## Dataset records
···

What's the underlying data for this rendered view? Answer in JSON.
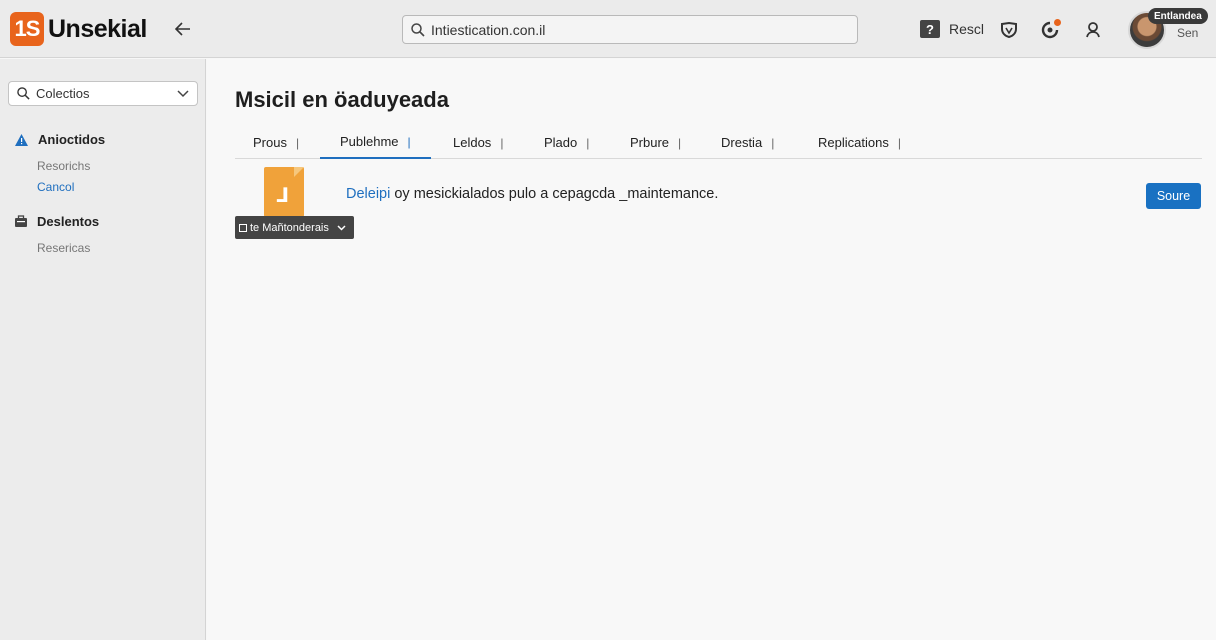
{
  "app": {
    "logo_mark": "1S",
    "logo_text": "Unsekial"
  },
  "search": {
    "value": "Intiestication.con.il"
  },
  "header": {
    "help_label": "Rescl",
    "user_badge": "Entlandea",
    "user_sub": "Sen"
  },
  "sidebar": {
    "collections_label": "Colectios",
    "sections": [
      {
        "label": "Anioctidos",
        "icon": "warning-icon",
        "links": [
          {
            "label": "Resorichs"
          },
          {
            "label": "Cancol"
          }
        ]
      },
      {
        "label": "Deslentos",
        "icon": "briefcase-icon",
        "links": [
          {
            "label": "Resericas"
          }
        ]
      }
    ]
  },
  "main": {
    "title": "Msicil en öaduyeada",
    "tabs": [
      {
        "label": "Prous"
      },
      {
        "label": "Publehme"
      },
      {
        "label": "Leldos"
      },
      {
        "label": "Plado"
      },
      {
        "label": "Prbure"
      },
      {
        "label": "Drestia"
      },
      {
        "label": "Replications"
      }
    ],
    "active_tab_index": 1,
    "item": {
      "dropdown_label": "te Mañtonderais",
      "notice_link": "Deleipi",
      "notice_text": " oy mesickialados pulo a cepagcda _maintemance.",
      "action_label": "Soure"
    }
  },
  "colors": {
    "accent": "#1f6fbf",
    "brand": "#e8641c",
    "folder": "#f0a23a"
  }
}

···

## WORK INSTRUCTIONS
Leave out all images, then reproduce the entries above exactly.

## EXPECTED ANSWER
What's the underlying data for this rendered view? Answer in JSON.
{
  "app": {
    "logo_mark": "1S",
    "logo_text": "Unsekial"
  },
  "search": {
    "value": "Intiestication.con.il"
  },
  "header": {
    "help_label": "Rescl",
    "user_badge": "Entlandea",
    "user_sub": "Sen"
  },
  "sidebar": {
    "collections_label": "Colectios",
    "sections": [
      {
        "label": "Anioctidos",
        "icon": "warning-icon",
        "links": [
          {
            "label": "Resorichs"
          },
          {
            "label": "Cancol"
          }
        ]
      },
      {
        "label": "Deslentos",
        "icon": "briefcase-icon",
        "links": [
          {
            "label": "Resericas"
          }
        ]
      }
    ]
  },
  "main": {
    "title": "Msicil en öaduyeada",
    "tabs": [
      {
        "label": "Prous"
      },
      {
        "label": "Publehme"
      },
      {
        "label": "Leldos"
      },
      {
        "label": "Plado"
      },
      {
        "label": "Prbure"
      },
      {
        "label": "Drestia"
      },
      {
        "label": "Replications"
      }
    ],
    "active_tab_index": 1,
    "item": {
      "dropdown_label": "te Mañtonderais",
      "notice_link": "Deleipi",
      "notice_text": " oy mesickialados pulo a cepagcda _maintemance.",
      "action_label": "Soure"
    }
  },
  "colors": {
    "accent": "#1f6fbf",
    "brand": "#e8641c",
    "folder": "#f0a23a"
  }
}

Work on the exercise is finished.